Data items
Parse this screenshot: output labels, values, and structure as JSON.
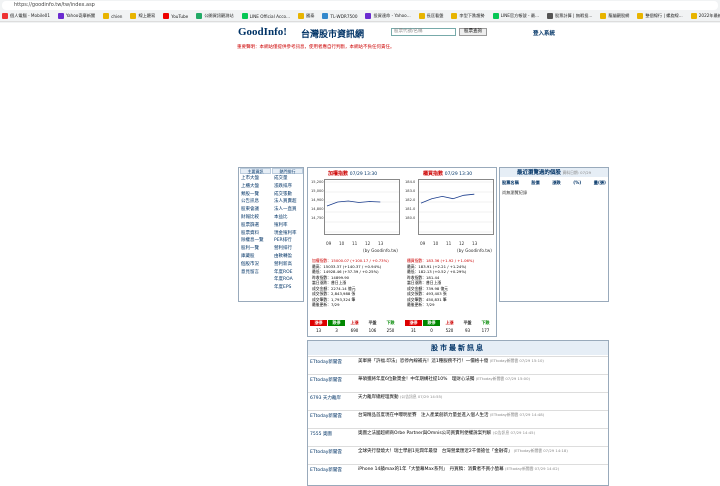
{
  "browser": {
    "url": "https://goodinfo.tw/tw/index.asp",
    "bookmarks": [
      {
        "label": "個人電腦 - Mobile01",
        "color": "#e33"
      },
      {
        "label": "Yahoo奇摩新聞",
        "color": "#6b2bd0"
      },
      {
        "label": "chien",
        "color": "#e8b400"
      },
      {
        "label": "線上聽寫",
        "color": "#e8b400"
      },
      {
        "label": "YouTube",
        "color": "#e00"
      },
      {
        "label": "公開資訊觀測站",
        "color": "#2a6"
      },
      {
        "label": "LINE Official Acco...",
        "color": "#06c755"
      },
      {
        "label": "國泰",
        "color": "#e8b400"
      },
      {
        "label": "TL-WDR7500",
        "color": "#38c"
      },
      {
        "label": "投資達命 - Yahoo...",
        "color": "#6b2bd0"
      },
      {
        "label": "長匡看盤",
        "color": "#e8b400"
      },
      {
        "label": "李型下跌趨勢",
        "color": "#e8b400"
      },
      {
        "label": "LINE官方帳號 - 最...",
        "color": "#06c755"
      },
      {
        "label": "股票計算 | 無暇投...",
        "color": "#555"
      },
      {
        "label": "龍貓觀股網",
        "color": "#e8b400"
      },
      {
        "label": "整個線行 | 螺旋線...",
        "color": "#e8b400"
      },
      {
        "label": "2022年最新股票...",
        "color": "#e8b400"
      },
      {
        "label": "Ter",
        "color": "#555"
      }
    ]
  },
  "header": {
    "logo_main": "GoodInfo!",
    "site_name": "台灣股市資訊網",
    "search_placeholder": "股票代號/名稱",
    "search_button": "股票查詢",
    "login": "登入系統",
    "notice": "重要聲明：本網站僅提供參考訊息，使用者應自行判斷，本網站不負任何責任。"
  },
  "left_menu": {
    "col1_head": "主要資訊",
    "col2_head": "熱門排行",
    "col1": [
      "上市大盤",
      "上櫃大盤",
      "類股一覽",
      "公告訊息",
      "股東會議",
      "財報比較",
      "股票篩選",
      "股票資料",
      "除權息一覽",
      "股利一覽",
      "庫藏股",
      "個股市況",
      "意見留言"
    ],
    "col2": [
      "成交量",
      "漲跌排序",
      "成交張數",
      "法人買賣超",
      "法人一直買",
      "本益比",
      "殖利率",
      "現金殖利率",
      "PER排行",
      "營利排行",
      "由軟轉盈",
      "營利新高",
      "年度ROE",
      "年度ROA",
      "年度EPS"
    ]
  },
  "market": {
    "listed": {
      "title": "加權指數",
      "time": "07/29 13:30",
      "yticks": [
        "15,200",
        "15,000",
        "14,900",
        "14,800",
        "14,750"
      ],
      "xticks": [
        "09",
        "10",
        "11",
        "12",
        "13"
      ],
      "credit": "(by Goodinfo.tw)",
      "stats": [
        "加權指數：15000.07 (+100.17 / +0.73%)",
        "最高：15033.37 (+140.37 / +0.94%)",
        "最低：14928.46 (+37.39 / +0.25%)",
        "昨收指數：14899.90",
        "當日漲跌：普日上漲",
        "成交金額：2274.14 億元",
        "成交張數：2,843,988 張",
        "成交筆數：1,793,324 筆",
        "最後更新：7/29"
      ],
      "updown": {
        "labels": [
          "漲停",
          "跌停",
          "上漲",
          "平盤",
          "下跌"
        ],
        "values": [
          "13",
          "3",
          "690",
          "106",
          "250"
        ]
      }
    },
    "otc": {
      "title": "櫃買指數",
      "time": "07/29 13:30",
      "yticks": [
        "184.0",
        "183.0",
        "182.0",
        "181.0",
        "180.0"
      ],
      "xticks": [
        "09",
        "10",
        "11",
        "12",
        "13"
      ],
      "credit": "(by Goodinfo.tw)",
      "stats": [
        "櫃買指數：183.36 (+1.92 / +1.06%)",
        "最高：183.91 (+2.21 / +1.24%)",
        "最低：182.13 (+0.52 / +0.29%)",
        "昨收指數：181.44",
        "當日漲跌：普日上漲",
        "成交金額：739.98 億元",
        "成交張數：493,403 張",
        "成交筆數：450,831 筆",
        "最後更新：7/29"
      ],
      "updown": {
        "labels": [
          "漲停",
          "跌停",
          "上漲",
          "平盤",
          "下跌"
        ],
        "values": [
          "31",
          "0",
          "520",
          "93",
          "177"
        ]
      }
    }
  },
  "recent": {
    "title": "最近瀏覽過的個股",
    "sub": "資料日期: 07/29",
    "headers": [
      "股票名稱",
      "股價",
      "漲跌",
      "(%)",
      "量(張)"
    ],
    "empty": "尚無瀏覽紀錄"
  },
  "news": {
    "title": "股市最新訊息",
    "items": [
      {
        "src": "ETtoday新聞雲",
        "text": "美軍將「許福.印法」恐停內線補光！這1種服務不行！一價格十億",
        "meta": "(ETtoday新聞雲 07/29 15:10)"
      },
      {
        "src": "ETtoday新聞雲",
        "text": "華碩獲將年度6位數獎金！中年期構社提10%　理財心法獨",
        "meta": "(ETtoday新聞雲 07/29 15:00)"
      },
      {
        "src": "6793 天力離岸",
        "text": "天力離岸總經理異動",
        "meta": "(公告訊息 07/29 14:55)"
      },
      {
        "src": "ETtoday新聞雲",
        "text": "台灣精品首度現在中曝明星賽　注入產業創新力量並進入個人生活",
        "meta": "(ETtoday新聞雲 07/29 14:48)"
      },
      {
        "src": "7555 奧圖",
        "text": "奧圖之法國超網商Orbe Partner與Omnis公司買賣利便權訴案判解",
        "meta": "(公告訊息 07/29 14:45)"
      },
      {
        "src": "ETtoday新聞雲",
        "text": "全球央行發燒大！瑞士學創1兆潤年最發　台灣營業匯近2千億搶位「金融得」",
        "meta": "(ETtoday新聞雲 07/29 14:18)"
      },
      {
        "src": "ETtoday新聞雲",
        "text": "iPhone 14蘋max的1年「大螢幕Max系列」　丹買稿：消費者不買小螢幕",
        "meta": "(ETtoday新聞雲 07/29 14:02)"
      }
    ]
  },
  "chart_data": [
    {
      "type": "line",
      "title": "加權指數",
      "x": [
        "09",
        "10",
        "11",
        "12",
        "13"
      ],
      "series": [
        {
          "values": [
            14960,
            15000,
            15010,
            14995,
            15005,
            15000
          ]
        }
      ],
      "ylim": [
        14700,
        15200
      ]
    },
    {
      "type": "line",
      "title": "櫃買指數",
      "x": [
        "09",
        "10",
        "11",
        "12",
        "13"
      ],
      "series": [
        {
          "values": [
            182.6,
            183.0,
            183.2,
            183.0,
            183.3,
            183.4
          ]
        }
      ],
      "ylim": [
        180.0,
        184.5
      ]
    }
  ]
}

_What the task requires_
Your copy should match the records word for word, with the pictures removed.

_Solution to the exercise_
Parse this screenshot: output labels, values, and structure as JSON.
{
  "browser": {
    "url": "https://goodinfo.tw/tw/index.asp",
    "bookmarks": [
      {
        "label": "個人電腦 - Mobile01",
        "color": "#e33"
      },
      {
        "label": "Yahoo奇摩新聞",
        "color": "#6b2bd0"
      },
      {
        "label": "chien",
        "color": "#e8b400"
      },
      {
        "label": "線上聽寫",
        "color": "#e8b400"
      },
      {
        "label": "YouTube",
        "color": "#e00"
      },
      {
        "label": "公開資訊觀測站",
        "color": "#2a6"
      },
      {
        "label": "LINE Official Acco...",
        "color": "#06c755"
      },
      {
        "label": "國泰",
        "color": "#e8b400"
      },
      {
        "label": "TL-WDR7500",
        "color": "#38c"
      },
      {
        "label": "投資達命 - Yahoo...",
        "color": "#6b2bd0"
      },
      {
        "label": "長匡看盤",
        "color": "#e8b400"
      },
      {
        "label": "李型下跌趨勢",
        "color": "#e8b400"
      },
      {
        "label": "LINE官方帳號 - 最...",
        "color": "#06c755"
      },
      {
        "label": "股票計算 | 無暇投...",
        "color": "#555"
      },
      {
        "label": "龍貓觀股網",
        "color": "#e8b400"
      },
      {
        "label": "整個線行 | 螺旋線...",
        "color": "#e8b400"
      },
      {
        "label": "2022年最新股票...",
        "color": "#e8b400"
      },
      {
        "label": "Ter",
        "color": "#555"
      }
    ]
  },
  "header": {
    "logo_main": "GoodInfo!",
    "site_name": "台灣股市資訊網",
    "search_placeholder": "股票代號/名稱",
    "search_button": "股票查詢",
    "login": "登入系統",
    "notice": "重要聲明：本網站僅提供參考訊息，使用者應自行判斷，本網站不負任何責任。"
  },
  "left_menu": {
    "col1_head": "主要資訊",
    "col2_head": "熱門排行",
    "col1": [
      "上市大盤",
      "上櫃大盤",
      "類股一覽",
      "公告訊息",
      "股東會議",
      "財報比較",
      "股票篩選",
      "股票資料",
      "除權息一覽",
      "股利一覽",
      "庫藏股",
      "個股市況",
      "意見留言"
    ],
    "col2": [
      "成交量",
      "漲跌排序",
      "成交張數",
      "法人買賣超",
      "法人一直買",
      "本益比",
      "殖利率",
      "現金殖利率",
      "PER排行",
      "營利排行",
      "由軟轉盈",
      "營利新高",
      "年度ROE",
      "年度ROA",
      "年度EPS"
    ]
  },
  "market": {
    "listed": {
      "title": "加權指數",
      "time": "07/29 13:30",
      "yticks": [
        "15,200",
        "15,000",
        "14,900",
        "14,800",
        "14,750"
      ],
      "xticks": [
        "09",
        "10",
        "11",
        "12",
        "13"
      ],
      "credit": "(by Goodinfo.tw)",
      "stats": [
        "加權指數：15000.07 (+100.17 / +0.73%)",
        "最高：15033.37 (+140.37 / +0.94%)",
        "最低：14928.46 (+37.39 / +0.25%)",
        "昨收指數：14899.90",
        "當日漲跌：普日上漲",
        "成交金額：2274.14 億元",
        "成交張數：2,843,988 張",
        "成交筆數：1,793,324 筆",
        "最後更新：7/29"
      ],
      "updown": {
        "labels": [
          "漲停",
          "跌停",
          "上漲",
          "平盤",
          "下跌"
        ],
        "values": [
          "13",
          "3",
          "690",
          "106",
          "250"
        ]
      }
    },
    "otc": {
      "title": "櫃買指數",
      "time": "07/29 13:30",
      "yticks": [
        "184.0",
        "183.0",
        "182.0",
        "181.0",
        "180.0"
      ],
      "xticks": [
        "09",
        "10",
        "11",
        "12",
        "13"
      ],
      "credit": "(by Goodinfo.tw)",
      "stats": [
        "櫃買指數：183.36 (+1.92 / +1.06%)",
        "最高：183.91 (+2.21 / +1.24%)",
        "最低：182.13 (+0.52 / +0.29%)",
        "昨收指數：181.44",
        "當日漲跌：普日上漲",
        "成交金額：739.98 億元",
        "成交張數：493,403 張",
        "成交筆數：450,831 筆",
        "最後更新：7/29"
      ],
      "updown": {
        "labels": [
          "漲停",
          "跌停",
          "上漲",
          "平盤",
          "下跌"
        ],
        "values": [
          "31",
          "0",
          "520",
          "93",
          "177"
        ]
      }
    }
  },
  "recent": {
    "title": "最近瀏覽過的個股",
    "sub": "資料日期: 07/29",
    "headers": [
      "股票名稱",
      "股價",
      "漲跌",
      "(%)",
      "量(張)"
    ],
    "empty": "尚無瀏覽紀錄"
  },
  "news": {
    "title": "股市最新訊息",
    "items": [
      {
        "src": "ETtoday新聞雲",
        "text": "美軍將「許福.印法」恐停內線補光！這1種服務不行！一價格十億",
        "meta": "(ETtoday新聞雲 07/29 15:10)"
      },
      {
        "src": "ETtoday新聞雲",
        "text": "華碩獲將年度6位數獎金！中年期構社提10%　理財心法獨",
        "meta": "(ETtoday新聞雲 07/29 15:00)"
      },
      {
        "src": "6793 天力離岸",
        "text": "天力離岸總經理異動",
        "meta": "(公告訊息 07/29 14:55)"
      },
      {
        "src": "ETtoday新聞雲",
        "text": "台灣精品首度現在中曝明星賽　注入產業創新力量並進入個人生活",
        "meta": "(ETtoday新聞雲 07/29 14:48)"
      },
      {
        "src": "7555 奧圖",
        "text": "奧圖之法國超網商Orbe Partner與Omnis公司買賣利便權訴案判解",
        "meta": "(公告訊息 07/29 14:45)"
      },
      {
        "src": "ETtoday新聞雲",
        "text": "全球央行發燒大！瑞士學創1兆潤年最發　台灣營業匯近2千億搶位「金融得」",
        "meta": "(ETtoday新聞雲 07/29 14:18)"
      },
      {
        "src": "ETtoday新聞雲",
        "text": "iPhone 14蘋max的1年「大螢幕Max系列」　丹買稿：消費者不買小螢幕",
        "meta": "(ETtoday新聞雲 07/29 14:02)"
      }
    ]
  },
  "chart_data": [
    {
      "type": "line",
      "title": "加權指數",
      "x": [
        "09",
        "10",
        "11",
        "12",
        "13"
      ],
      "series": [
        {
          "values": [
            14960,
            15000,
            15010,
            14995,
            15005,
            15000
          ]
        }
      ],
      "ylim": [
        14700,
        15200
      ]
    },
    {
      "type": "line",
      "title": "櫃買指數",
      "x": [
        "09",
        "10",
        "11",
        "12",
        "13"
      ],
      "series": [
        {
          "values": [
            182.6,
            183.0,
            183.2,
            183.0,
            183.3,
            183.4
          ]
        }
      ],
      "ylim": [
        180.0,
        184.5
      ]
    }
  ]
}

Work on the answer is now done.